> **PROBLEM STATEMENT**: Retype the records that come next, word for word.

> **RECORD SET**:
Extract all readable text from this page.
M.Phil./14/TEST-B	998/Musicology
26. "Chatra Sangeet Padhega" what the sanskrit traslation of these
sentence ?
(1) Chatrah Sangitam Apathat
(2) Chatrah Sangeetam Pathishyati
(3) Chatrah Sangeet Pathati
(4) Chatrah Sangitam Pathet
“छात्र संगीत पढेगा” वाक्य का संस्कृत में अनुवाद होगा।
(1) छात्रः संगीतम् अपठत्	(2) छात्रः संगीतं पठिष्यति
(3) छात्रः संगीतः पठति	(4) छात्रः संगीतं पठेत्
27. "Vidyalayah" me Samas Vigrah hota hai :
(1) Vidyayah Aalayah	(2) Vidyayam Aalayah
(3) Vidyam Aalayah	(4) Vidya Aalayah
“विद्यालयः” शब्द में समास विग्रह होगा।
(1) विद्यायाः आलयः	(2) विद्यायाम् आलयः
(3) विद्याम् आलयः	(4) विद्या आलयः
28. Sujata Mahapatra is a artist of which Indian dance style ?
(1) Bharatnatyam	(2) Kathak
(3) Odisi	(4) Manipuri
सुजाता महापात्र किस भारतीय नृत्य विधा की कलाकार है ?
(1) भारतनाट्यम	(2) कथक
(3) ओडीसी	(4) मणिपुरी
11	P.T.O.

> **RESULT**:
Extract all readable text from this page.
M.Phil./14/TEST-B	998/Musicology
26. "Chatra Sangeet Padhega" what the sanskrit traslation of these
sentence ?
(1) Chatrah Sangitam Apathat
(2) Chatrah Sangeetam Pathishyati
(3) Chatrah Sangeet Pathati
(4) Chatrah Sangitam Pathet
“छात्र संगीत पढेगा” वाक्य का संस्कृत में अनुवाद होगा।
(1) छात्रः संगीतम् अपठत्	(2) छात्रः संगीतं पठिष्यति
(3) छात्रः संगीतः पठति	(4) छात्रः संगीतं पठेत्
27. "Vidyalayah" me Samas Vigrah hota hai :
(1) Vidyayah Aalayah	(2) Vidyayam Aalayah
(3) Vidyam Aalayah	(4) Vidya Aalayah
“विद्यालयः” शब्द में समास विग्रह होगा।
(1) विद्यायाः आलयः	(2) विद्यायाम् आलयः
(3) विद्याम् आलयः	(4) विद्या आलयः
28. Sujata Mahapatra is a artist of which Indian dance style ?
(1) Bharatnatyam	(2) Kathak
(3) Odisi	(4) Manipuri
सुजाता महापात्र किस भारतीय नृत्य विधा की कलाकार है ?
(1) भारतनाट्यम	(2) कथक
(3) ओडीसी	(4) मणिपुरी
11	P.T.O.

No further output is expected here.